_Task requirements_: All of the records below need to be copied exactly.
***** Source material *****
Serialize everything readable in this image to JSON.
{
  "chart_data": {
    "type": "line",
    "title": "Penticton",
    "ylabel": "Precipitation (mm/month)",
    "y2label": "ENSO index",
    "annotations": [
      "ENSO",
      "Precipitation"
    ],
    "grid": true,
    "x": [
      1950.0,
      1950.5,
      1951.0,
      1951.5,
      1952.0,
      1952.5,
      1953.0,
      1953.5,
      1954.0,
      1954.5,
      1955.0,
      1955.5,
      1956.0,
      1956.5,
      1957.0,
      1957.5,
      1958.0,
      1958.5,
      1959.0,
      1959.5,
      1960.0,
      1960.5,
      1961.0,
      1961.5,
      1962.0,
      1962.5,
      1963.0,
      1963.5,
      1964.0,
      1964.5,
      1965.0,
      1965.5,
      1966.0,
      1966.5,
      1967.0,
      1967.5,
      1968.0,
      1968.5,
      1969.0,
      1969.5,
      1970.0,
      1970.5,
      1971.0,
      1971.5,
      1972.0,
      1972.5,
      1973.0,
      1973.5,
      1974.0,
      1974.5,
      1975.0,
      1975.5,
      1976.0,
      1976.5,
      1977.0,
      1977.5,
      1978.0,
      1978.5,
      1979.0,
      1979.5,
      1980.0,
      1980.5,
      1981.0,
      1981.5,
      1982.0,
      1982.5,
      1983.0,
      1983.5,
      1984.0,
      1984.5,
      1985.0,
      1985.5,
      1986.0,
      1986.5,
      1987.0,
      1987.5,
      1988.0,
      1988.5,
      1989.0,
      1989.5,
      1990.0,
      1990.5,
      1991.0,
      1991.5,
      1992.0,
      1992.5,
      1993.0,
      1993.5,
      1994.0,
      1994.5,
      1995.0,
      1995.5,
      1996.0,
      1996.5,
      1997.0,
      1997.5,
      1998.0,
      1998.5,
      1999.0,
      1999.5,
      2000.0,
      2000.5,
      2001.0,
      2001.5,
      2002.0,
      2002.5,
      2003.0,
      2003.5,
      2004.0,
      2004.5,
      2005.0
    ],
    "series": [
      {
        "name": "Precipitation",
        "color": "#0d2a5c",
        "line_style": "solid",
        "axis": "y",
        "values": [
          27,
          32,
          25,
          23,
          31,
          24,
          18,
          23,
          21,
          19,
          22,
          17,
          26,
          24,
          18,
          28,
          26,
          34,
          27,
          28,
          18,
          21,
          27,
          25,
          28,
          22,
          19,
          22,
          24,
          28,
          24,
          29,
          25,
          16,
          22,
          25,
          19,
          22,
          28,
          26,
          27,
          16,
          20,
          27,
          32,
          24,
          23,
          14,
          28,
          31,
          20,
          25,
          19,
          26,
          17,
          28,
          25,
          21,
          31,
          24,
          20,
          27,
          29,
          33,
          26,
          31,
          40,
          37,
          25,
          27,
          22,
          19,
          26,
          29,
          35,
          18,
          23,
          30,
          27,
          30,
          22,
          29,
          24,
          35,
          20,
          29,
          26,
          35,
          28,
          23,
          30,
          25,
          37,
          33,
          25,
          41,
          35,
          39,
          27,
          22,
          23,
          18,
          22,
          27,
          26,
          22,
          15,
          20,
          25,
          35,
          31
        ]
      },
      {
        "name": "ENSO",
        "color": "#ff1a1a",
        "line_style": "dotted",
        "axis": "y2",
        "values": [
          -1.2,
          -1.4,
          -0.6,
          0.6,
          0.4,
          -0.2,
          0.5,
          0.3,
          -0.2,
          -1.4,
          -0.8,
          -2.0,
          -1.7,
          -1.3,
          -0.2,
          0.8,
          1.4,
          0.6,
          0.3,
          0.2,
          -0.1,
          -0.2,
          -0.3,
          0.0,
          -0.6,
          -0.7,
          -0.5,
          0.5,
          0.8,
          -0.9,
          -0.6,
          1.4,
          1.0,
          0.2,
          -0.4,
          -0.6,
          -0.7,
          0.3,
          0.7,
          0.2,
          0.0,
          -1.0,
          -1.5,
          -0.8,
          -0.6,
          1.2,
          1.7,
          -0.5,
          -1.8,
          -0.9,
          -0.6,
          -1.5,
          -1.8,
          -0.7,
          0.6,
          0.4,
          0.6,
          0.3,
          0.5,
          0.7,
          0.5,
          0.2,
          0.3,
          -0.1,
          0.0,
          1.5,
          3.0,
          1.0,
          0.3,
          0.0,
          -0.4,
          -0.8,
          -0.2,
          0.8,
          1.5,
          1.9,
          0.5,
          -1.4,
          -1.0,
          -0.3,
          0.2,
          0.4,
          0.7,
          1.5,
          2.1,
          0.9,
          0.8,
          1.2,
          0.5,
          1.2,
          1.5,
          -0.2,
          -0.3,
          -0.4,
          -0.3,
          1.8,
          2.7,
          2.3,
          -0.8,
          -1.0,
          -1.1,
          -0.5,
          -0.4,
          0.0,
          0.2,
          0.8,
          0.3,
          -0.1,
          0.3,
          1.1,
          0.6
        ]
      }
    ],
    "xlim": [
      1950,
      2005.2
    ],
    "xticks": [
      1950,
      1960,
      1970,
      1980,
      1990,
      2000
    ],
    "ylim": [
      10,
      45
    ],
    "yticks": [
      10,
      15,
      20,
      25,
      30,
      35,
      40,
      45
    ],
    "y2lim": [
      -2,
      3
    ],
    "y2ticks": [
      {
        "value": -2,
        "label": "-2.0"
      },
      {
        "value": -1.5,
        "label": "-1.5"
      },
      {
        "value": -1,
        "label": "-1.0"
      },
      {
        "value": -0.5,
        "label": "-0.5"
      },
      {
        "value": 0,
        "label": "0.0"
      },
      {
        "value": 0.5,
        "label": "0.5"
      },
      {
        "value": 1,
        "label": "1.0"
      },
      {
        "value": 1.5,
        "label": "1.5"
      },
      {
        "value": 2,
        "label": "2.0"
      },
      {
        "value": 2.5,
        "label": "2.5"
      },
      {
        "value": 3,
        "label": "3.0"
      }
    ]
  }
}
*****
_In response_:
Serialize everything readable in this image to JSON.
{
  "chart_data": {
    "type": "line",
    "title": "Penticton",
    "ylabel": "Precipitation (mm/month)",
    "y2label": "ENSO index",
    "annotations": [
      "ENSO",
      "Precipitation"
    ],
    "grid": true,
    "x": [
      1950.0,
      1950.5,
      1951.0,
      1951.5,
      1952.0,
      1952.5,
      1953.0,
      1953.5,
      1954.0,
      1954.5,
      1955.0,
      1955.5,
      1956.0,
      1956.5,
      1957.0,
      1957.5,
      1958.0,
      1958.5,
      1959.0,
      1959.5,
      1960.0,
      1960.5,
      1961.0,
      1961.5,
      1962.0,
      1962.5,
      1963.0,
      1963.5,
      1964.0,
      1964.5,
      1965.0,
      1965.5,
      1966.0,
      1966.5,
      1967.0,
      1967.5,
      1968.0,
      1968.5,
      1969.0,
      1969.5,
      1970.0,
      1970.5,
      1971.0,
      1971.5,
      1972.0,
      1972.5,
      1973.0,
      1973.5,
      1974.0,
      1974.5,
      1975.0,
      1975.5,
      1976.0,
      1976.5,
      1977.0,
      1977.5,
      1978.0,
      1978.5,
      1979.0,
      1979.5,
      1980.0,
      1980.5,
      1981.0,
      1981.5,
      1982.0,
      1982.5,
      1983.0,
      1983.5,
      1984.0,
      1984.5,
      1985.0,
      1985.5,
      1986.0,
      1986.5,
      1987.0,
      1987.5,
      1988.0,
      1988.5,
      1989.0,
      1989.5,
      1990.0,
      1990.5,
      1991.0,
      1991.5,
      1992.0,
      1992.5,
      1993.0,
      1993.5,
      1994.0,
      1994.5,
      1995.0,
      1995.5,
      1996.0,
      1996.5,
      1997.0,
      1997.5,
      1998.0,
      1998.5,
      1999.0,
      1999.5,
      2000.0,
      2000.5,
      2001.0,
      2001.5,
      2002.0,
      2002.5,
      2003.0,
      2003.5,
      2004.0,
      2004.5,
      2005.0
    ],
    "series": [
      {
        "name": "Precipitation",
        "color": "#0d2a5c",
        "line_style": "solid",
        "axis": "y",
        "values": [
          27,
          32,
          25,
          23,
          31,
          24,
          18,
          23,
          21,
          19,
          22,
          17,
          26,
          24,
          18,
          28,
          26,
          34,
          27,
          28,
          18,
          21,
          27,
          25,
          28,
          22,
          19,
          22,
          24,
          28,
          24,
          29,
          25,
          16,
          22,
          25,
          19,
          22,
          28,
          26,
          27,
          16,
          20,
          27,
          32,
          24,
          23,
          14,
          28,
          31,
          20,
          25,
          19,
          26,
          17,
          28,
          25,
          21,
          31,
          24,
          20,
          27,
          29,
          33,
          26,
          31,
          40,
          37,
          25,
          27,
          22,
          19,
          26,
          29,
          35,
          18,
          23,
          30,
          27,
          30,
          22,
          29,
          24,
          35,
          20,
          29,
          26,
          35,
          28,
          23,
          30,
          25,
          37,
          33,
          25,
          41,
          35,
          39,
          27,
          22,
          23,
          18,
          22,
          27,
          26,
          22,
          15,
          20,
          25,
          35,
          31
        ]
      },
      {
        "name": "ENSO",
        "color": "#ff1a1a",
        "line_style": "dotted",
        "axis": "y2",
        "values": [
          -1.2,
          -1.4,
          -0.6,
          0.6,
          0.4,
          -0.2,
          0.5,
          0.3,
          -0.2,
          -1.4,
          -0.8,
          -2.0,
          -1.7,
          -1.3,
          -0.2,
          0.8,
          1.4,
          0.6,
          0.3,
          0.2,
          -0.1,
          -0.2,
          -0.3,
          0.0,
          -0.6,
          -0.7,
          -0.5,
          0.5,
          0.8,
          -0.9,
          -0.6,
          1.4,
          1.0,
          0.2,
          -0.4,
          -0.6,
          -0.7,
          0.3,
          0.7,
          0.2,
          0.0,
          -1.0,
          -1.5,
          -0.8,
          -0.6,
          1.2,
          1.7,
          -0.5,
          -1.8,
          -0.9,
          -0.6,
          -1.5,
          -1.8,
          -0.7,
          0.6,
          0.4,
          0.6,
          0.3,
          0.5,
          0.7,
          0.5,
          0.2,
          0.3,
          -0.1,
          0.0,
          1.5,
          3.0,
          1.0,
          0.3,
          0.0,
          -0.4,
          -0.8,
          -0.2,
          0.8,
          1.5,
          1.9,
          0.5,
          -1.4,
          -1.0,
          -0.3,
          0.2,
          0.4,
          0.7,
          1.5,
          2.1,
          0.9,
          0.8,
          1.2,
          0.5,
          1.2,
          1.5,
          -0.2,
          -0.3,
          -0.4,
          -0.3,
          1.8,
          2.7,
          2.3,
          -0.8,
          -1.0,
          -1.1,
          -0.5,
          -0.4,
          0.0,
          0.2,
          0.8,
          0.3,
          -0.1,
          0.3,
          1.1,
          0.6
        ]
      }
    ],
    "xlim": [
      1950,
      2005.2
    ],
    "xticks": [
      1950,
      1960,
      1970,
      1980,
      1990,
      2000
    ],
    "ylim": [
      10,
      45
    ],
    "yticks": [
      10,
      15,
      20,
      25,
      30,
      35,
      40,
      45
    ],
    "y2lim": [
      -2,
      3
    ],
    "y2ticks": [
      {
        "value": -2,
        "label": "-2.0"
      },
      {
        "value": -1.5,
        "label": "-1.5"
      },
      {
        "value": -1,
        "label": "-1.0"
      },
      {
        "value": -0.5,
        "label": "-0.5"
      },
      {
        "value": 0,
        "label": "0.0"
      },
      {
        "value": 0.5,
        "label": "0.5"
      },
      {
        "value": 1,
        "label": "1.0"
      },
      {
        "value": 1.5,
        "label": "1.5"
      },
      {
        "value": 2,
        "label": "2.0"
      },
      {
        "value": 2.5,
        "label": "2.5"
      },
      {
        "value": 3,
        "label": "3.0"
      }
    ]
  }
}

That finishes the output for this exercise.